EXERCISE DESCRIPTION> Give only a count of the lines that include the string "البيت".

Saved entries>
━━━━━━━━━━━━━━━━━━━━
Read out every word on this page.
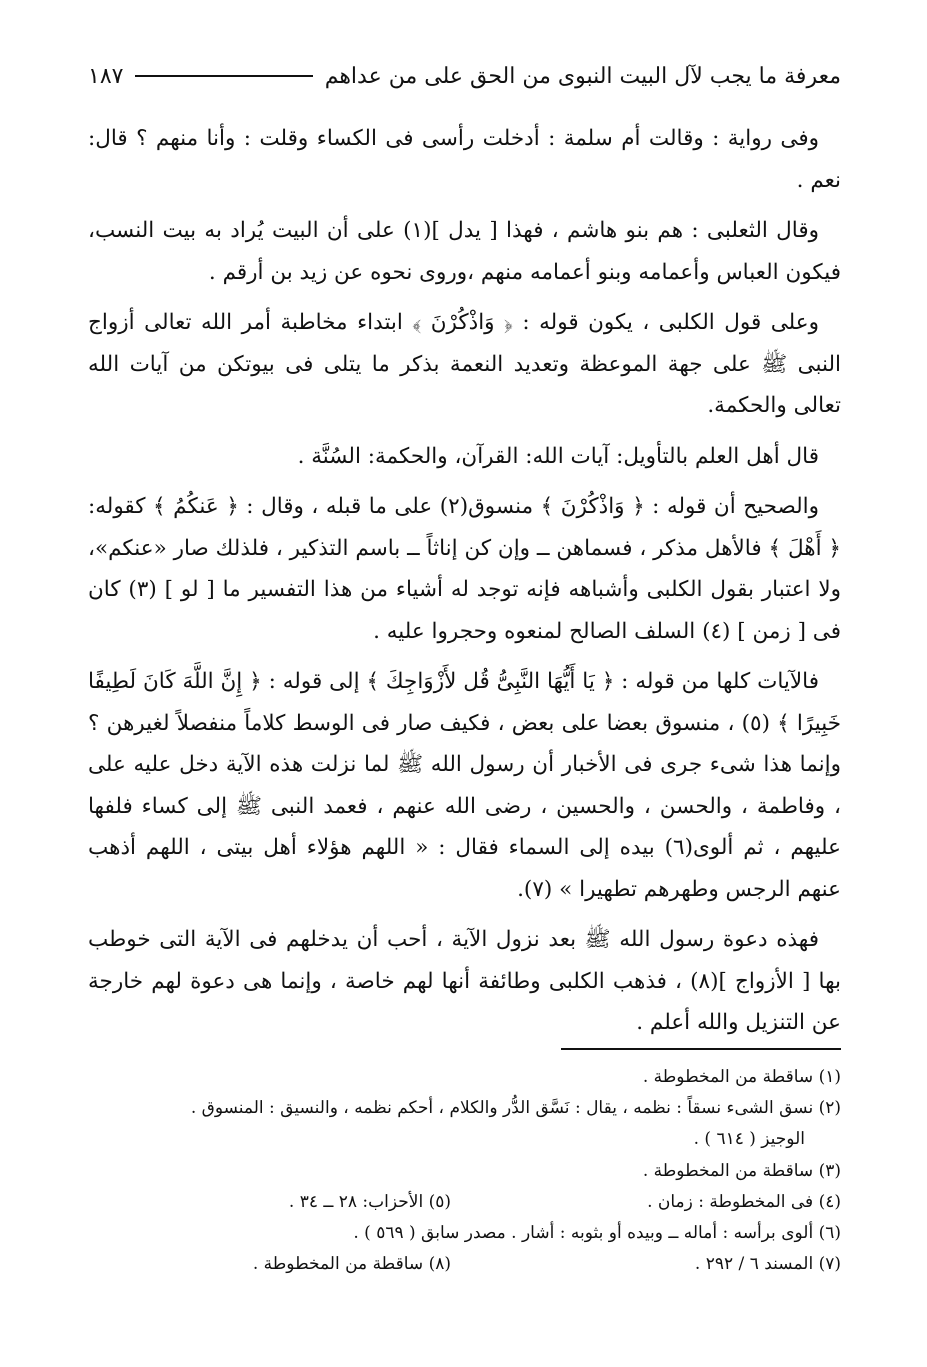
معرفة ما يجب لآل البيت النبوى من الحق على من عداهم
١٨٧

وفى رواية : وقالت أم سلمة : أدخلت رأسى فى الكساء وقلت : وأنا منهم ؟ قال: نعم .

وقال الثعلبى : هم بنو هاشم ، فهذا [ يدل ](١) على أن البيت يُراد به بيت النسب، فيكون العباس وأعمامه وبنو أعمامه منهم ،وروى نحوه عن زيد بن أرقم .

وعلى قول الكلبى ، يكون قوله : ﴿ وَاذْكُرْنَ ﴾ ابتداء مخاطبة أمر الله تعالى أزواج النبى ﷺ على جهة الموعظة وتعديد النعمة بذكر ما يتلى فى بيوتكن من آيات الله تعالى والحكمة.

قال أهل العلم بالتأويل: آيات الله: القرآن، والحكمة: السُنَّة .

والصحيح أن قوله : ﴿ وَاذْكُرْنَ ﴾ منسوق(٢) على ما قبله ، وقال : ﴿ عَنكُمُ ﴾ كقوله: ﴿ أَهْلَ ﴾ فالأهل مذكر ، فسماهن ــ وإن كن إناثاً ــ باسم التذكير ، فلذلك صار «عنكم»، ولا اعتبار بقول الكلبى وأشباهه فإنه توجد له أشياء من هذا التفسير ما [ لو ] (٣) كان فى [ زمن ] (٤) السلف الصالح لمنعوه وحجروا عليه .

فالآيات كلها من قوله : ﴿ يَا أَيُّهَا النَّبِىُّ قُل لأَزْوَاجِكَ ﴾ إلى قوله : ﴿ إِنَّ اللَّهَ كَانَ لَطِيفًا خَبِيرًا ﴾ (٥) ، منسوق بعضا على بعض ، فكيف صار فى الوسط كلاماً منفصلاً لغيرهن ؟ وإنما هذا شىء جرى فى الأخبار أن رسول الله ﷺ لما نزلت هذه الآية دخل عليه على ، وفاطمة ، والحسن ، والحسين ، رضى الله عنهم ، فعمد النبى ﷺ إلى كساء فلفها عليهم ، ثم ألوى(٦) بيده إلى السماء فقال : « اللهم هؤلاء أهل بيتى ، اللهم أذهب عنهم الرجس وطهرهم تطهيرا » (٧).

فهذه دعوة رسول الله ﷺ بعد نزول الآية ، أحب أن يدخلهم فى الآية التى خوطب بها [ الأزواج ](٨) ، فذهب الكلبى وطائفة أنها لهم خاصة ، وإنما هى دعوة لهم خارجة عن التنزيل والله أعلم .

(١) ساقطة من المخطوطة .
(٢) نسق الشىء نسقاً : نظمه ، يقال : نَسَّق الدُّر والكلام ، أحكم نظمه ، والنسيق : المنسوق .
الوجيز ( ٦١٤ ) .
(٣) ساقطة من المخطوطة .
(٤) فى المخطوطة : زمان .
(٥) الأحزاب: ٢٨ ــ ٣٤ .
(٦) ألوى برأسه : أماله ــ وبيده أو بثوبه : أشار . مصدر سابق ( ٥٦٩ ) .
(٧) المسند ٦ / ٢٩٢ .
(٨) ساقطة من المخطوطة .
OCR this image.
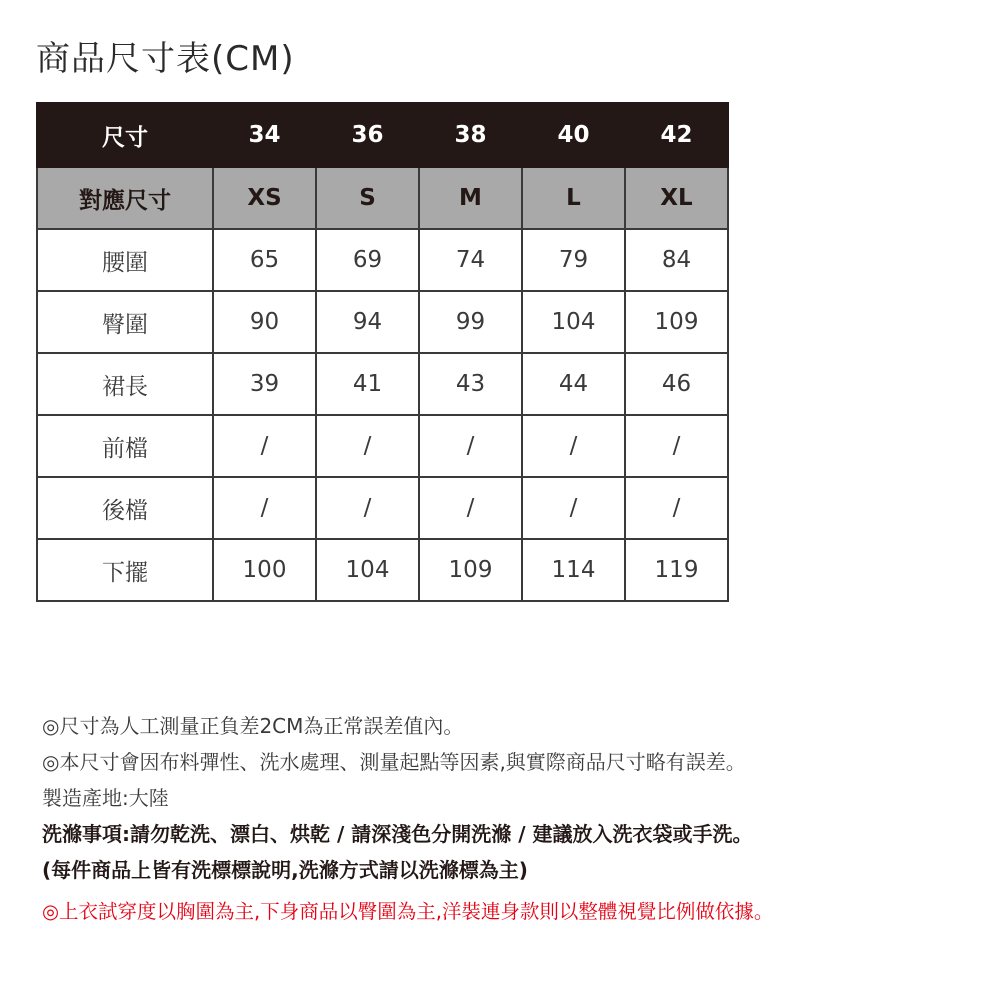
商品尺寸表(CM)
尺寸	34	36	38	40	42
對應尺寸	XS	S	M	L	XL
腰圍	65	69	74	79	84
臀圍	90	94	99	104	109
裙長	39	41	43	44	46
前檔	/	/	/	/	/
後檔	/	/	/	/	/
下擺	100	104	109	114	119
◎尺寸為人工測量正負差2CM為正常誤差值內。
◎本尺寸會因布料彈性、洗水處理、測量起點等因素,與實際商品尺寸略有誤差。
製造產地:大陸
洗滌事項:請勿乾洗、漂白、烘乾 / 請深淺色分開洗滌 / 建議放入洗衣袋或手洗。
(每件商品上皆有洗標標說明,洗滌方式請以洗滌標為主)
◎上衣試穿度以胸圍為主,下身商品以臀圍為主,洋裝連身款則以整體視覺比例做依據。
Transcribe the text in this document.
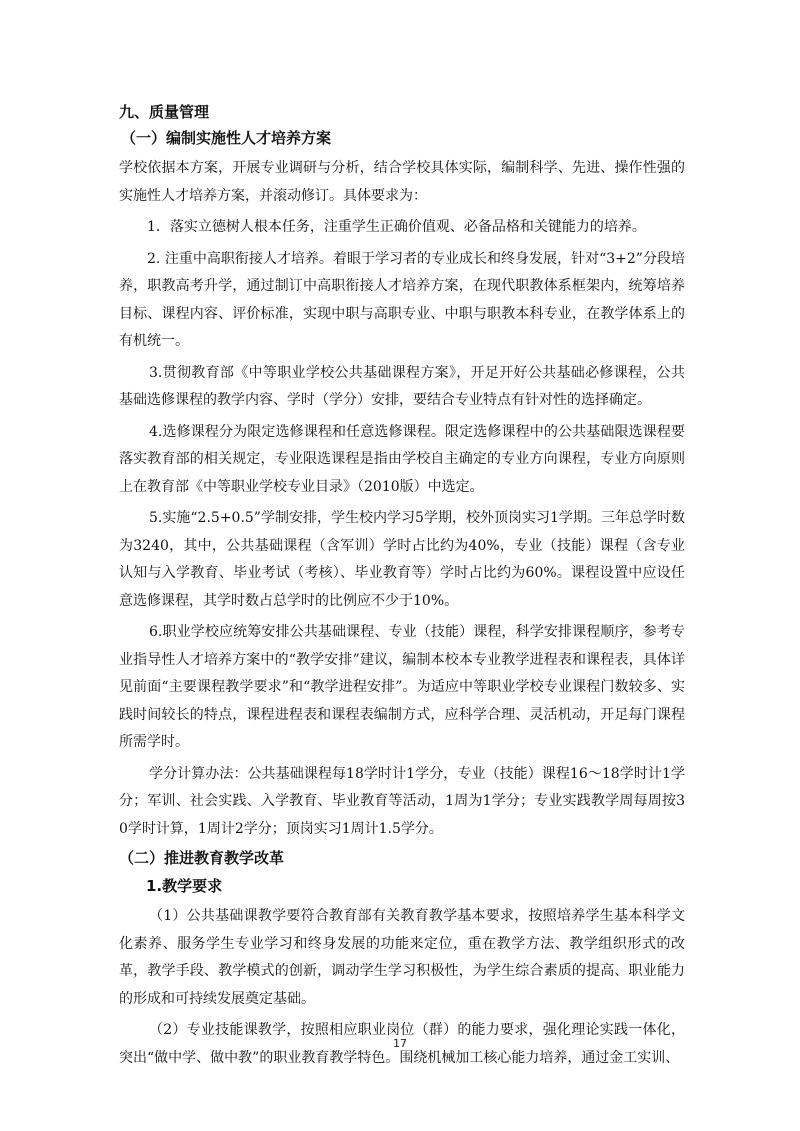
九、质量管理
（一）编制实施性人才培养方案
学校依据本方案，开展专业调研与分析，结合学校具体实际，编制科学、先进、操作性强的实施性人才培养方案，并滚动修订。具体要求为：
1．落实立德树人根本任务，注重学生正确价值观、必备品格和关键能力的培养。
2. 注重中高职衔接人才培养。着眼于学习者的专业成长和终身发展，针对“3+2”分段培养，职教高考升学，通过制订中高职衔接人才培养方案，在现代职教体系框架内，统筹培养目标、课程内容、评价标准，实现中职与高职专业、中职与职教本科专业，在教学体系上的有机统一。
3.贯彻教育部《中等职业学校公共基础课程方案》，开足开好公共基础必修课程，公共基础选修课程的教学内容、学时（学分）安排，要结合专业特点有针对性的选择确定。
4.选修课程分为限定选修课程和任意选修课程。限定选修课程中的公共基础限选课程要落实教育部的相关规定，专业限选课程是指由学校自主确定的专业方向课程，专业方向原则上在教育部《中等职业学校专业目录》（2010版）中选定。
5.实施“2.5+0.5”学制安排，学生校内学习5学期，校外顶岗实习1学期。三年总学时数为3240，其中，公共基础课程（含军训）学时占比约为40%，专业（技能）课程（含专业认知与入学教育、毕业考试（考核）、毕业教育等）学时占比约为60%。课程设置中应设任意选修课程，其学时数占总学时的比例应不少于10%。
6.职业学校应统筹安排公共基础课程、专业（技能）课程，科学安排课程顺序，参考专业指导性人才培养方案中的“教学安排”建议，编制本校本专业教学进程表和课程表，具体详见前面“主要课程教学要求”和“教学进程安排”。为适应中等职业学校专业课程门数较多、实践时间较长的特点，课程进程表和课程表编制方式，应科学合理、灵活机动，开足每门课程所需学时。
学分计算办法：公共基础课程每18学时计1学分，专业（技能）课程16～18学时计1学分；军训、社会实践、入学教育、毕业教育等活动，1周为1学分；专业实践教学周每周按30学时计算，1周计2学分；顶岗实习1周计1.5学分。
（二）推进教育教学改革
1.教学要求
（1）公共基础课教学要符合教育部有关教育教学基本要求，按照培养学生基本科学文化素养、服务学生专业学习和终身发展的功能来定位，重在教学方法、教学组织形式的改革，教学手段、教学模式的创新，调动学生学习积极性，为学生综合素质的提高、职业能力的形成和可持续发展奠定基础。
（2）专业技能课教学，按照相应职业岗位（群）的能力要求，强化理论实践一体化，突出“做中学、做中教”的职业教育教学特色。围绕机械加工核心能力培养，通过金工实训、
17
━━━━━━━━━━━━━━━━━━━━
WRITTEN REPLY> 2